YOUR INSTRUCTIONS: Quote the records that follow in full, leaving the pictures out.

[Records from a collection]
══════

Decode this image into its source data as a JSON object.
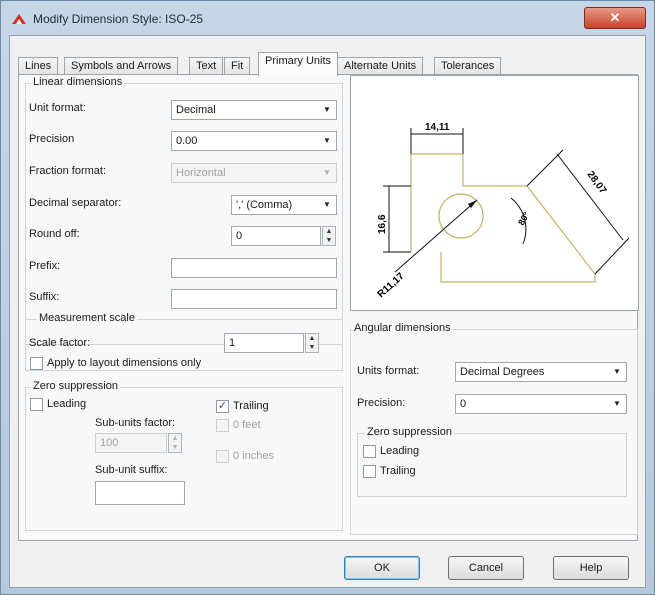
{
  "window": {
    "title": "Modify Dimension Style: ISO-25",
    "close_glyph": "✕"
  },
  "tabs": [
    {
      "label": "Lines"
    },
    {
      "label": "Symbols and Arrows"
    },
    {
      "label": "Text"
    },
    {
      "label": "Fit"
    },
    {
      "label": "Primary Units",
      "active": true
    },
    {
      "label": "Alternate Units"
    },
    {
      "label": "Tolerances"
    }
  ],
  "linear": {
    "title": "Linear dimensions",
    "unit_format_label": "Unit format:",
    "unit_format_value": "Decimal",
    "precision_label": "Precision",
    "precision_value": "0.00",
    "fraction_format_label": "Fraction format:",
    "fraction_format_value": "Horizontal",
    "decimal_separator_label": "Decimal separator:",
    "decimal_separator_value": "',' (Comma)",
    "round_off_label": "Round off:",
    "round_off_value": "0",
    "prefix_label": "Prefix:",
    "prefix_value": "",
    "suffix_label": "Suffix:",
    "suffix_value": ""
  },
  "measurement_scale": {
    "title": "Measurement scale",
    "scale_factor_label": "Scale factor:",
    "scale_factor_value": "1",
    "apply_layout_label": "Apply to layout dimensions only",
    "apply_layout_checked": false
  },
  "zero_suppression": {
    "title": "Zero suppression",
    "leading_label": "Leading",
    "leading_checked": false,
    "trailing_label": "Trailing",
    "trailing_checked": true,
    "sub_units_factor_label": "Sub-units factor:",
    "sub_units_factor_value": "100",
    "feet_label": "0 feet",
    "inches_label": "0 inches",
    "sub_unit_suffix_label": "Sub-unit suffix:",
    "sub_unit_suffix_value": ""
  },
  "preview": {
    "dim_top": "14,11",
    "dim_left": "16,6",
    "dim_right": "28,07",
    "dim_angle": "80°",
    "dim_radius": "R11,17"
  },
  "angular": {
    "title": "Angular dimensions",
    "units_format_label": "Units format:",
    "units_format_value": "Decimal Degrees",
    "precision_label": "Precision:",
    "precision_value": "0",
    "zero_title": "Zero suppression",
    "leading_label": "Leading",
    "leading_checked": false,
    "trailing_label": "Trailing",
    "trailing_checked": false
  },
  "buttons": {
    "ok": "OK",
    "cancel": "Cancel",
    "help": "Help"
  },
  "glyphs": {
    "dropdown": "▼",
    "spin_up": "▲",
    "spin_down": "▼",
    "check": "✓"
  },
  "colors": {
    "title_bar": "#c6d6e6",
    "close_button": "#c7422a",
    "preview_part": "#c8b26a"
  }
}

══════

RESULT:
Decode this image into its source data as a JSON object.
{
  "window": {
    "title": "Modify Dimension Style: ISO-25",
    "close_glyph": "✕"
  },
  "tabs": [
    {
      "label": "Lines"
    },
    {
      "label": "Symbols and Arrows"
    },
    {
      "label": "Text"
    },
    {
      "label": "Fit"
    },
    {
      "label": "Primary Units",
      "active": true
    },
    {
      "label": "Alternate Units"
    },
    {
      "label": "Tolerances"
    }
  ],
  "linear": {
    "title": "Linear dimensions",
    "unit_format_label": "Unit format:",
    "unit_format_value": "Decimal",
    "precision_label": "Precision",
    "precision_value": "0.00",
    "fraction_format_label": "Fraction format:",
    "fraction_format_value": "Horizontal",
    "decimal_separator_label": "Decimal separator:",
    "decimal_separator_value": "',' (Comma)",
    "round_off_label": "Round off:",
    "round_off_value": "0",
    "prefix_label": "Prefix:",
    "prefix_value": "",
    "suffix_label": "Suffix:",
    "suffix_value": ""
  },
  "measurement_scale": {
    "title": "Measurement scale",
    "scale_factor_label": "Scale factor:",
    "scale_factor_value": "1",
    "apply_layout_label": "Apply to layout dimensions only",
    "apply_layout_checked": false
  },
  "zero_suppression": {
    "title": "Zero suppression",
    "leading_label": "Leading",
    "leading_checked": false,
    "trailing_label": "Trailing",
    "trailing_checked": true,
    "sub_units_factor_label": "Sub-units factor:",
    "sub_units_factor_value": "100",
    "feet_label": "0 feet",
    "inches_label": "0 inches",
    "sub_unit_suffix_label": "Sub-unit suffix:",
    "sub_unit_suffix_value": ""
  },
  "preview": {
    "dim_top": "14,11",
    "dim_left": "16,6",
    "dim_right": "28,07",
    "dim_angle": "80°",
    "dim_radius": "R11,17"
  },
  "angular": {
    "title": "Angular dimensions",
    "units_format_label": "Units format:",
    "units_format_value": "Decimal Degrees",
    "precision_label": "Precision:",
    "precision_value": "0",
    "zero_title": "Zero suppression",
    "leading_label": "Leading",
    "leading_checked": false,
    "trailing_label": "Trailing",
    "trailing_checked": false
  },
  "buttons": {
    "ok": "OK",
    "cancel": "Cancel",
    "help": "Help"
  },
  "glyphs": {
    "dropdown": "▼",
    "spin_up": "▲",
    "spin_down": "▼",
    "check": "✓"
  },
  "colors": {
    "title_bar": "#c6d6e6",
    "close_button": "#c7422a",
    "preview_part": "#c8b26a"
  }
}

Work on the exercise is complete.